WRITTEN REQUEST: Look at each line of the records and count those with "labels" in them. Please answer with the count alone.

SUPPLIED RECORDS:

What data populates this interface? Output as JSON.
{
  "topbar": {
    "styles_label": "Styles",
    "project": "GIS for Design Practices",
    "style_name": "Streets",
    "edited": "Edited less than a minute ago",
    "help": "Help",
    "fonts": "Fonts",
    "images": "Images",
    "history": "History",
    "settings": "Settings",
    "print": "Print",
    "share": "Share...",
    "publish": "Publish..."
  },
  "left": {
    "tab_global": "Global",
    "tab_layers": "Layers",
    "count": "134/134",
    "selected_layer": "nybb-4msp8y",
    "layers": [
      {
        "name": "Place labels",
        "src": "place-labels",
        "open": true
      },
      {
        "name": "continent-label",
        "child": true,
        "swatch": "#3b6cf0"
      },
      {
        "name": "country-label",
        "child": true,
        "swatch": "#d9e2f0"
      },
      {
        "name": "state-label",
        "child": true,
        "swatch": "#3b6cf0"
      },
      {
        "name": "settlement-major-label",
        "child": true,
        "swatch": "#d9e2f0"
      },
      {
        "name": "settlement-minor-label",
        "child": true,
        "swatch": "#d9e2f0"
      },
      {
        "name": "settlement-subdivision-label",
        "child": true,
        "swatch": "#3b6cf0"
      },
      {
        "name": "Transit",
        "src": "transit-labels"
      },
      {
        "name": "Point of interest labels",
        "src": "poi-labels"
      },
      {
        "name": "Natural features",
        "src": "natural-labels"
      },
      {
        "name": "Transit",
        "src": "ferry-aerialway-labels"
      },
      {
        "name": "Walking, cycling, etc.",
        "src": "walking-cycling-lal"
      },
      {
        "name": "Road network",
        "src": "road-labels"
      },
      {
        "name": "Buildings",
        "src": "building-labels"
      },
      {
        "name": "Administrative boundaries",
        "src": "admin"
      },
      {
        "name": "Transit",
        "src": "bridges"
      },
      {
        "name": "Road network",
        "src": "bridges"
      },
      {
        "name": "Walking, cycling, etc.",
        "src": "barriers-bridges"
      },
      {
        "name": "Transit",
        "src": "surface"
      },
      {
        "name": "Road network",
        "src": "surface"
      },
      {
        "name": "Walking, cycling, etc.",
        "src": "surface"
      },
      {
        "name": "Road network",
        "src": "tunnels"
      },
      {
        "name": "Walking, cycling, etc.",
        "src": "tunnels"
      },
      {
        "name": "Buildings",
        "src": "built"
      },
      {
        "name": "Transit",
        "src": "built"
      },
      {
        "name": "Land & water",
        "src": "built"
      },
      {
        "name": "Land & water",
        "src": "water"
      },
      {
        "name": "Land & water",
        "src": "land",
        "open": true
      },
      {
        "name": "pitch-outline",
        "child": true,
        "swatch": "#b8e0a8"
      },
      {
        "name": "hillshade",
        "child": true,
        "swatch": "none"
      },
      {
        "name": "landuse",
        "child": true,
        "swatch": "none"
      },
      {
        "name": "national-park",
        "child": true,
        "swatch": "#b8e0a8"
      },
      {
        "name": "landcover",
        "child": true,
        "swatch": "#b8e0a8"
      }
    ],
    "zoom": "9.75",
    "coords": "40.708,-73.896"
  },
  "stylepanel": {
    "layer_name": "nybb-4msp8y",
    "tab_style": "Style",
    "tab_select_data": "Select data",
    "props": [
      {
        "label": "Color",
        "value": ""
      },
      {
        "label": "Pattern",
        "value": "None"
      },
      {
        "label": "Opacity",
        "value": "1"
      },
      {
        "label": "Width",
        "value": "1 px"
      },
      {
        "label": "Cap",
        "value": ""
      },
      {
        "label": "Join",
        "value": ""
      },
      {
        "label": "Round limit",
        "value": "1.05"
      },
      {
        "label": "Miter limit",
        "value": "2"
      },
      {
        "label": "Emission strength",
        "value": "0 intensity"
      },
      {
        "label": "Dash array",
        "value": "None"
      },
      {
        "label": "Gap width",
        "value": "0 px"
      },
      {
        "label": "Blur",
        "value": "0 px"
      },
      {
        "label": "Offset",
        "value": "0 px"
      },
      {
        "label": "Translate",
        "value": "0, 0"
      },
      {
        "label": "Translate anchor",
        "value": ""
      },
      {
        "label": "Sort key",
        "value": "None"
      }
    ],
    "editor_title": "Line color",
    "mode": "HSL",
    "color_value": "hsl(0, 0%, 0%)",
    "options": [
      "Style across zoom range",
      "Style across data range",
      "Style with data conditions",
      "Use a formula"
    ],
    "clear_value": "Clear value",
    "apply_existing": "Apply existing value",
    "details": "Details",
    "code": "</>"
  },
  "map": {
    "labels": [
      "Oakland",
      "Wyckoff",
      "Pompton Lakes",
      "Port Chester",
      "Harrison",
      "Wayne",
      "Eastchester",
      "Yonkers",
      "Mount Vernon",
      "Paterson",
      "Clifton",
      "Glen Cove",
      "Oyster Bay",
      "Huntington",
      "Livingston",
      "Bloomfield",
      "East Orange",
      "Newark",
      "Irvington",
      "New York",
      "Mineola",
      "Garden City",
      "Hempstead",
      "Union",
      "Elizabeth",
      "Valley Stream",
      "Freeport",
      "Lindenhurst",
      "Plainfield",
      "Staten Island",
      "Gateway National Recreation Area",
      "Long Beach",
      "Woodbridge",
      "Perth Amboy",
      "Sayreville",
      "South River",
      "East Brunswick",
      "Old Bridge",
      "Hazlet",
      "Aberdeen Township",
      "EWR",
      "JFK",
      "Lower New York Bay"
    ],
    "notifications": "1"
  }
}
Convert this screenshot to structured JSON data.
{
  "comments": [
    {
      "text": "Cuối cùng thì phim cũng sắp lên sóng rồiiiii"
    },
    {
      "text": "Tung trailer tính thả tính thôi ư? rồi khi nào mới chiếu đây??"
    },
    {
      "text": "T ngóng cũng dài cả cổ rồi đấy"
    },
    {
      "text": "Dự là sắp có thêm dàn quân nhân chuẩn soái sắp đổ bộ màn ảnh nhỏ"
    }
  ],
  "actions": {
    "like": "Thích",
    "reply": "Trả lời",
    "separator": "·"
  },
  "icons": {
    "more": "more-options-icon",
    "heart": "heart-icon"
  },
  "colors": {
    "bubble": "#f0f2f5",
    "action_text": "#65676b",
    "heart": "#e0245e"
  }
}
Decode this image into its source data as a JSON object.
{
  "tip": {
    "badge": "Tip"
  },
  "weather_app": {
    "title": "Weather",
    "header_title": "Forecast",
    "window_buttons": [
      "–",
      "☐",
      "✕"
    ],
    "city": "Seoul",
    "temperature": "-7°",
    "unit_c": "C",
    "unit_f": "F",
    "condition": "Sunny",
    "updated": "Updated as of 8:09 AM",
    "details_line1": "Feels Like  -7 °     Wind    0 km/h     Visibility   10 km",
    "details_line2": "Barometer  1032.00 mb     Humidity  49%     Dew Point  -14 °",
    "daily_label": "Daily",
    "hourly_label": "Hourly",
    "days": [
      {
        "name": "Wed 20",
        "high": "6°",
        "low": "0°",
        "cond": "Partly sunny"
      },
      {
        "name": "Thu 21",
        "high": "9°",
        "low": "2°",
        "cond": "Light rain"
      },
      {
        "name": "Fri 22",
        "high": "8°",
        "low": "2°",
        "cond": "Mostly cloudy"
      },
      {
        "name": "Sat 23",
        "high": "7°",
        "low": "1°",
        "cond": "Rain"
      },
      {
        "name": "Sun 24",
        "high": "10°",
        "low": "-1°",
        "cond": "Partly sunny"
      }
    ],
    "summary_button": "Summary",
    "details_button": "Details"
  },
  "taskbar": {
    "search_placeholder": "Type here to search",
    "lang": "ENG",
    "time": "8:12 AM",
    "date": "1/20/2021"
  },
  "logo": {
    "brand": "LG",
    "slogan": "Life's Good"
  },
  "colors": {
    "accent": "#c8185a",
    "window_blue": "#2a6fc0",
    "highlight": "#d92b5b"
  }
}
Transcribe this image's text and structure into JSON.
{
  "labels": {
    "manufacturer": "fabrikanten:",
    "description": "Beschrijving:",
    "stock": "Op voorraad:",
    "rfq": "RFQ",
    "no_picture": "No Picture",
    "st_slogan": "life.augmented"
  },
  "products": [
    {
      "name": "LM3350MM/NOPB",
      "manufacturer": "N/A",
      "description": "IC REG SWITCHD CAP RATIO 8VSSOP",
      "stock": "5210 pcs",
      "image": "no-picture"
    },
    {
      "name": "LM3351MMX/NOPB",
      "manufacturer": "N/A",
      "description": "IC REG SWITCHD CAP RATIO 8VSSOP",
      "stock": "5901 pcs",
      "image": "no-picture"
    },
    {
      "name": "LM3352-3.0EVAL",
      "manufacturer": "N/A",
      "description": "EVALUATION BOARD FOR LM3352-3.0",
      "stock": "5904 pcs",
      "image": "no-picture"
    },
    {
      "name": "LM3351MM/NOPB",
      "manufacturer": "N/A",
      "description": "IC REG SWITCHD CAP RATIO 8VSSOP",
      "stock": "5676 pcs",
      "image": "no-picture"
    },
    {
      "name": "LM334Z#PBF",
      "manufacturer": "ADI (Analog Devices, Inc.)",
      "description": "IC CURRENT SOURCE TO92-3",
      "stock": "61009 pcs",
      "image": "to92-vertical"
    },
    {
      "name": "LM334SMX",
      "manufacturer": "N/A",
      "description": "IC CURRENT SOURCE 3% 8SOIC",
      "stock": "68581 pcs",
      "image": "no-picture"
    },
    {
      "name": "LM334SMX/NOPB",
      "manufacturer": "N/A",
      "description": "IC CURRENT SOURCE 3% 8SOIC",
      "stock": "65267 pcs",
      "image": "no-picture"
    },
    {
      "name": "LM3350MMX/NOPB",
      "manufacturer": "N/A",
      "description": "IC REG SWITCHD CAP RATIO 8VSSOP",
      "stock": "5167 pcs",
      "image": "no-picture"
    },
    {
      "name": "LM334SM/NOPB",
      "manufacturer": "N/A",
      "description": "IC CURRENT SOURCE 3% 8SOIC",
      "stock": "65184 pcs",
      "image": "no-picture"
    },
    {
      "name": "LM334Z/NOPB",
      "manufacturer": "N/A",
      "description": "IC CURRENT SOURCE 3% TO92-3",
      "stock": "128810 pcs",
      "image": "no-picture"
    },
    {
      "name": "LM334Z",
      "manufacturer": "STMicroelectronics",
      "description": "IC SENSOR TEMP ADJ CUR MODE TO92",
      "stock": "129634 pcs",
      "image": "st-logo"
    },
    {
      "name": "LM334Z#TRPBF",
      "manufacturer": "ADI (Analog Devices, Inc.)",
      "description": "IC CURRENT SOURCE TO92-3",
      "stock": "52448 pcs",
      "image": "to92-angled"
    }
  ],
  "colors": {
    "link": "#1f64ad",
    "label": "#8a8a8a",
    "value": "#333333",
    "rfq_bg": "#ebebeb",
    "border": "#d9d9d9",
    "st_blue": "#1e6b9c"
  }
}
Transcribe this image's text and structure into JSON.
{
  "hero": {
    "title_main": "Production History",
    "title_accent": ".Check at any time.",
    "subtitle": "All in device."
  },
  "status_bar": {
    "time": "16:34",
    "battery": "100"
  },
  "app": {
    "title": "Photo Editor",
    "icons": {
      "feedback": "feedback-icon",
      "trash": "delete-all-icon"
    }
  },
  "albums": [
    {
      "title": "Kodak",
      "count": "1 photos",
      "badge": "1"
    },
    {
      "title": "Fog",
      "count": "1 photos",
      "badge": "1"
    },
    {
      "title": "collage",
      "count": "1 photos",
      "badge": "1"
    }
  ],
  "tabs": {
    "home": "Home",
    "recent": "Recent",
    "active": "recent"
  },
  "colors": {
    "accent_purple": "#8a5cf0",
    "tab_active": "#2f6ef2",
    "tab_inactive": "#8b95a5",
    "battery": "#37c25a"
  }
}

EXERCISE RESPONSE: 11